#### Data records ####

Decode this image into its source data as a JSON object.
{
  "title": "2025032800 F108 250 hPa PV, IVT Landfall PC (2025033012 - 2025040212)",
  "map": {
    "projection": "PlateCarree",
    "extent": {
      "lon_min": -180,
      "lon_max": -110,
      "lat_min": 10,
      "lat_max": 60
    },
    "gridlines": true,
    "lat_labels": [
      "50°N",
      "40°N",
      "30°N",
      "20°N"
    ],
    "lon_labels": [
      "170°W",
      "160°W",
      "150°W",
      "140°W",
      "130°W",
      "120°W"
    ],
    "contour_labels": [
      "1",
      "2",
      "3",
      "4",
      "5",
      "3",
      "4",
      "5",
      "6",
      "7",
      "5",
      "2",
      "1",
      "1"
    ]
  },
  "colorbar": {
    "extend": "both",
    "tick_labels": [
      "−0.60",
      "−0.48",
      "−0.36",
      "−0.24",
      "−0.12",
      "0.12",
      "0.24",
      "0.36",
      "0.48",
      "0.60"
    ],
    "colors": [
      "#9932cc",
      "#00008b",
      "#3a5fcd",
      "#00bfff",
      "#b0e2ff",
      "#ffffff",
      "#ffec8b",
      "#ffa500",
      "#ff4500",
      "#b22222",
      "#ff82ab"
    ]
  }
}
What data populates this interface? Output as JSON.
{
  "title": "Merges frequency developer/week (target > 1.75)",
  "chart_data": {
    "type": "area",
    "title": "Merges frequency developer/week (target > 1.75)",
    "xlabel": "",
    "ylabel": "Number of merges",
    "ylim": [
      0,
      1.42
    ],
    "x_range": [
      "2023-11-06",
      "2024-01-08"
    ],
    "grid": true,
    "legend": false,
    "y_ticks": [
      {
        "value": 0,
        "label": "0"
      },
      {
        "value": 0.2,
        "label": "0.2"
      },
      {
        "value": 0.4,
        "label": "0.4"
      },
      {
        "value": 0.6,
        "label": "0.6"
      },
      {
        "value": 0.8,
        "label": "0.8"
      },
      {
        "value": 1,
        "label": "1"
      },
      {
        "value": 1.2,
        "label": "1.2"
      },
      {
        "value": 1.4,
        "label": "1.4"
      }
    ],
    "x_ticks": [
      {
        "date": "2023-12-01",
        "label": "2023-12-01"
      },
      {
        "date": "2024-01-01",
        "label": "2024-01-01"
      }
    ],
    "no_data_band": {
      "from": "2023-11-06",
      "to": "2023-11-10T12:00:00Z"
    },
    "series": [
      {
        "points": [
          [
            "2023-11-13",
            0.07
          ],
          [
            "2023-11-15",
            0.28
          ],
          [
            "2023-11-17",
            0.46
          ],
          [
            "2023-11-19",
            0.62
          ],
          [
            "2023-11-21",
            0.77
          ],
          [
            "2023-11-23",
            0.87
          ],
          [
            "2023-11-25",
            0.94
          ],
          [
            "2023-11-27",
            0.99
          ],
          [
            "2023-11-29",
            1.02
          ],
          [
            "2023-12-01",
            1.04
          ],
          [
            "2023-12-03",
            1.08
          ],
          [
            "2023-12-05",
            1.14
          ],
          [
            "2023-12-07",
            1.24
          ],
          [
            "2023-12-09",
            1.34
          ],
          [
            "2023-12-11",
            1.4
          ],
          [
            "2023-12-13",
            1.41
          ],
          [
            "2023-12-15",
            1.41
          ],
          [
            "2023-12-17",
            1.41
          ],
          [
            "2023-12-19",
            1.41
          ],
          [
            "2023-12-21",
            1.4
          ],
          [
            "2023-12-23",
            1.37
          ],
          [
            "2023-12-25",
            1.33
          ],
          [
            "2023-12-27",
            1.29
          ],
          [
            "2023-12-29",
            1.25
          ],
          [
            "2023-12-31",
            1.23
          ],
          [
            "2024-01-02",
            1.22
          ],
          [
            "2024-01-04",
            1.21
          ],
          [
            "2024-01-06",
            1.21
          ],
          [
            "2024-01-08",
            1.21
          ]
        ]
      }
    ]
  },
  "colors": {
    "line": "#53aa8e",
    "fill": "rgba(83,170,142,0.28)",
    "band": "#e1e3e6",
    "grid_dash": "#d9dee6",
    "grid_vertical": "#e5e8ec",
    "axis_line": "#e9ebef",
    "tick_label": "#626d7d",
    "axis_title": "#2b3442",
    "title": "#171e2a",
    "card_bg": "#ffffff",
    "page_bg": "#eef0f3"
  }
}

####

> [What you need to do]
Return all of the data precisely as it appears.

> [The answer]
Decode this image into its source data as a JSON object.
{
  "title": "2025032800 F108 250 hPa PV, IVT Landfall PC (2025033012 - 2025040212)",
  "map": {
    "projection": "PlateCarree",
    "extent": {
      "lon_min": -180,
      "lon_max": -110,
      "lat_min": 10,
      "lat_max": 60
    },
    "gridlines": true,
    "lat_labels": [
      "50°N",
      "40°N",
      "30°N",
      "20°N"
    ],
    "lon_labels": [
      "170°W",
      "160°W",
      "150°W",
      "140°W",
      "130°W",
      "120°W"
    ],
    "contour_labels": [
      "1",
      "2",
      "3",
      "4",
      "5",
      "3",
      "4",
      "5",
      "6",
      "7",
      "5",
      "2",
      "1",
      "1"
    ]
  },
  "colorbar": {
    "extend": "both",
    "tick_labels": [
      "−0.60",
      "−0.48",
      "−0.36",
      "−0.24",
      "−0.12",
      "0.12",
      "0.24",
      "0.36",
      "0.48",
      "0.60"
    ],
    "colors": [
      "#9932cc",
      "#00008b",
      "#3a5fcd",
      "#00bfff",
      "#b0e2ff",
      "#ffffff",
      "#ffec8b",
      "#ffa500",
      "#ff4500",
      "#b22222",
      "#ff82ab"
    ]
  }
}
What data populates this interface? Output as JSON.
{
  "title": "Merges frequency developer/week (target > 1.75)",
  "chart_data": {
    "type": "area",
    "title": "Merges frequency developer/week (target > 1.75)",
    "xlabel": "",
    "ylabel": "Number of merges",
    "ylim": [
      0,
      1.42
    ],
    "x_range": [
      "2023-11-06",
      "2024-01-08"
    ],
    "grid": true,
    "legend": false,
    "y_ticks": [
      {
        "value": 0,
        "label": "0"
      },
      {
        "value": 0.2,
        "label": "0.2"
      },
      {
        "value": 0.4,
        "label": "0.4"
      },
      {
        "value": 0.6,
        "label": "0.6"
      },
      {
        "value": 0.8,
        "label": "0.8"
      },
      {
        "value": 1,
        "label": "1"
      },
      {
        "value": 1.2,
        "label": "1.2"
      },
      {
        "value": 1.4,
        "label": "1.4"
      }
    ],
    "x_ticks": [
      {
        "date": "2023-12-01",
        "label": "2023-12-01"
      },
      {
        "date": "2024-01-01",
        "label": "2024-01-01"
      }
    ],
    "no_data_band": {
      "from": "2023-11-06",
      "to": "2023-11-10T12:00:00Z"
    },
    "series": [
      {
        "points": [
          [
            "2023-11-13",
            0.07
          ],
          [
            "2023-11-15",
            0.28
          ],
          [
            "2023-11-17",
            0.46
          ],
          [
            "2023-11-19",
            0.62
          ],
          [
            "2023-11-21",
            0.77
          ],
          [
            "2023-11-23",
            0.87
          ],
          [
            "2023-11-25",
            0.94
          ],
          [
            "2023-11-27",
            0.99
          ],
          [
            "2023-11-29",
            1.02
          ],
          [
            "2023-12-01",
            1.04
          ],
          [
            "2023-12-03",
            1.08
          ],
          [
            "2023-12-05",
            1.14
          ],
          [
            "2023-12-07",
            1.24
          ],
          [
            "2023-12-09",
            1.34
          ],
          [
            "2023-12-11",
            1.4
          ],
          [
            "2023-12-13",
            1.41
          ],
          [
            "2023-12-15",
            1.41
          ],
          [
            "2023-12-17",
            1.41
          ],
          [
            "2023-12-19",
            1.41
          ],
          [
            "2023-12-21",
            1.4
          ],
          [
            "2023-12-23",
            1.37
          ],
          [
            "2023-12-25",
            1.33
          ],
          [
            "2023-12-27",
            1.29
          ],
          [
            "2023-12-29",
            1.25
          ],
          [
            "2023-12-31",
            1.23
          ],
          [
            "2024-01-02",
            1.22
          ],
          [
            "2024-01-04",
            1.21
          ],
          [
            "2024-01-06",
            1.21
          ],
          [
            "2024-01-08",
            1.21
          ]
        ]
      }
    ]
  },
  "colors": {
    "line": "#53aa8e",
    "fill": "rgba(83,170,142,0.28)",
    "band": "#e1e3e6",
    "grid_dash": "#d9dee6",
    "grid_vertical": "#e5e8ec",
    "axis_line": "#e9ebef",
    "tick_label": "#626d7d",
    "axis_title": "#2b3442",
    "title": "#171e2a",
    "card_bg": "#ffffff",
    "page_bg": "#eef0f3"
  }
}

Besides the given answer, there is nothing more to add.